## DATA TO PROCESS

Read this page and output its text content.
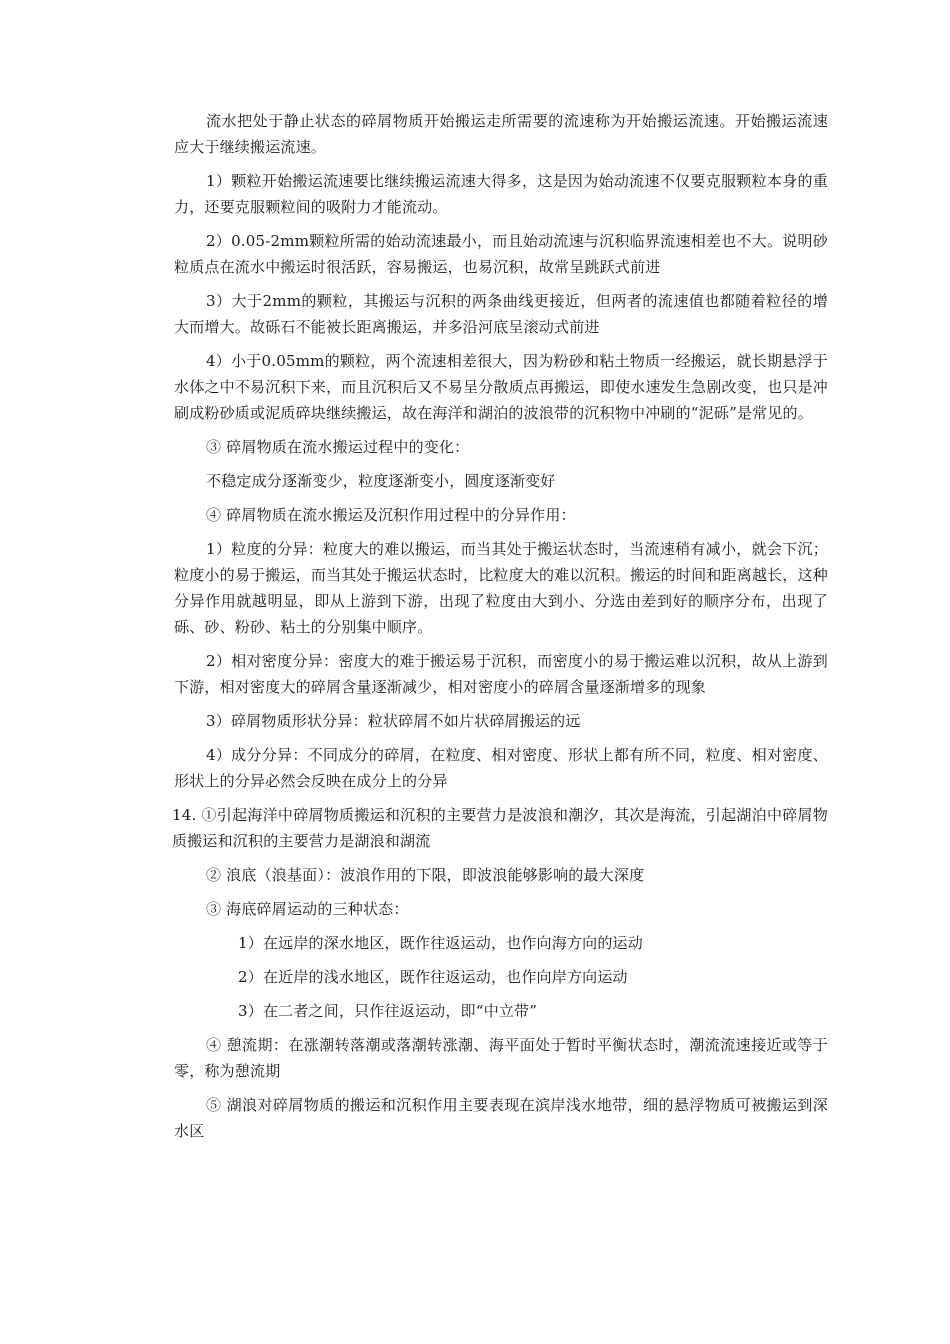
流水把处于静止状态的碎屑物质开始搬运走所需要的流速称为开始搬运流速。开始搬运流速应大于继续搬运流速。

1）颗粒开始搬运流速要比继续搬运流速大得多，这是因为始动流速不仅要克服颗粒本身的重力，还要克服颗粒间的吸附力才能流动。

2）0.05-2mm颗粒所需的始动流速最小，而且始动流速与沉积临界流速相差也不大。说明砂粒质点在流水中搬运时很活跃，容易搬运，也易沉积，故常呈跳跃式前进

3）大于2mm的颗粒，其搬运与沉积的两条曲线更接近，但两者的流速值也都随着粒径的增大而增大。故砾石不能被长距离搬运，并多沿河底呈滚动式前进

4）小于0.05mm的颗粒，两个流速相差很大，因为粉砂和粘土物质一经搬运，就长期悬浮于水体之中不易沉积下来，而且沉积后又不易呈分散质点再搬运，即使水速发生急剧改变，也只是冲刷成粉砂质或泥质碎块继续搬运，故在海洋和湖泊的波浪带的沉积物中冲刷的“泥砾”是常见的。

③ 碎屑物质在流水搬运过程中的变化：

不稳定成分逐渐变少，粒度逐渐变小，圆度逐渐变好

④ 碎屑物质在流水搬运及沉积作用过程中的分异作用：

1）粒度的分异：粒度大的难以搬运，而当其处于搬运状态时，当流速稍有减小，就会下沉；粒度小的易于搬运，而当其处于搬运状态时，比粒度大的难以沉积。搬运的时间和距离越长，这种分异作用就越明显，即从上游到下游，出现了粒度由大到小、分选由差到好的顺序分布，出现了砾、砂、粉砂、粘土的分别集中顺序。

2）相对密度分异：密度大的难于搬运易于沉积，而密度小的易于搬运难以沉积，故从上游到下游，相对密度大的碎屑含量逐渐减少，相对密度小的碎屑含量逐渐增多的现象

3）碎屑物质形状分异：粒状碎屑不如片状碎屑搬运的远

4）成分分异：不同成分的碎屑，在粒度、相对密度、形状上都有所不同，粒度、相对密度、形状上的分异必然会反映在成分上的分异

14. ①引起海洋中碎屑物质搬运和沉积的主要营力是波浪和潮汐，其次是海流，引起湖泊中碎屑物质搬运和沉积的主要营力是湖浪和湖流

② 浪底（浪基面）：波浪作用的下限，即波浪能够影响的最大深度

③ 海底碎屑运动的三种状态：

1）在远岸的深水地区，既作往返运动，也作向海方向的运动

2）在近岸的浅水地区，既作往返运动，也作向岸方向运动

3）在二者之间，只作往返运动，即“中立带”

④ 憩流期：在涨潮转落潮或落潮转涨潮、海平面处于暂时平衡状态时，潮流流速接近或等于零，称为憩流期

⑤ 湖浪对碎屑物质的搬运和沉积作用主要表现在滨岸浅水地带，细的悬浮物质可被搬运到深水区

## OBJECTIVE
Copy the entries above faithfully and omit every image.

## EXERCISE SOLUTION
Read this page and output its text content.
流水把处于静止状态的碎屑物质开始搬运走所需要的流速称为开始搬运流速。开始搬运流速应大于继续搬运流速。

1）颗粒开始搬运流速要比继续搬运流速大得多，这是因为始动流速不仅要克服颗粒本身的重力，还要克服颗粒间的吸附力才能流动。

2）0.05-2mm颗粒所需的始动流速最小，而且始动流速与沉积临界流速相差也不大。说明砂粒质点在流水中搬运时很活跃，容易搬运，也易沉积，故常呈跳跃式前进

3）大于2mm的颗粒，其搬运与沉积的两条曲线更接近，但两者的流速值也都随着粒径的增大而增大。故砾石不能被长距离搬运，并多沿河底呈滚动式前进

4）小于0.05mm的颗粒，两个流速相差很大，因为粉砂和粘土物质一经搬运，就长期悬浮于水体之中不易沉积下来，而且沉积后又不易呈分散质点再搬运，即使水速发生急剧改变，也只是冲刷成粉砂质或泥质碎块继续搬运，故在海洋和湖泊的波浪带的沉积物中冲刷的“泥砾”是常见的。

③ 碎屑物质在流水搬运过程中的变化：

不稳定成分逐渐变少，粒度逐渐变小，圆度逐渐变好

④ 碎屑物质在流水搬运及沉积作用过程中的分异作用：

1）粒度的分异：粒度大的难以搬运，而当其处于搬运状态时，当流速稍有减小，就会下沉；粒度小的易于搬运，而当其处于搬运状态时，比粒度大的难以沉积。搬运的时间和距离越长，这种分异作用就越明显，即从上游到下游，出现了粒度由大到小、分选由差到好的顺序分布，出现了砾、砂、粉砂、粘土的分别集中顺序。

2）相对密度分异：密度大的难于搬运易于沉积，而密度小的易于搬运难以沉积，故从上游到下游，相对密度大的碎屑含量逐渐减少，相对密度小的碎屑含量逐渐增多的现象

3）碎屑物质形状分异：粒状碎屑不如片状碎屑搬运的远

4）成分分异：不同成分的碎屑，在粒度、相对密度、形状上都有所不同，粒度、相对密度、形状上的分异必然会反映在成分上的分异

14. ①引起海洋中碎屑物质搬运和沉积的主要营力是波浪和潮汐，其次是海流，引起湖泊中碎屑物质搬运和沉积的主要营力是湖浪和湖流

② 浪底（浪基面）：波浪作用的下限，即波浪能够影响的最大深度

③ 海底碎屑运动的三种状态：

1）在远岸的深水地区，既作往返运动，也作向海方向的运动

2）在近岸的浅水地区，既作往返运动，也作向岸方向运动

3）在二者之间，只作往返运动，即“中立带”

④ 憩流期：在涨潮转落潮或落潮转涨潮、海平面处于暂时平衡状态时，潮流流速接近或等于零，称为憩流期

⑤ 湖浪对碎屑物质的搬运和沉积作用主要表现在滨岸浅水地带，细的悬浮物质可被搬运到深水区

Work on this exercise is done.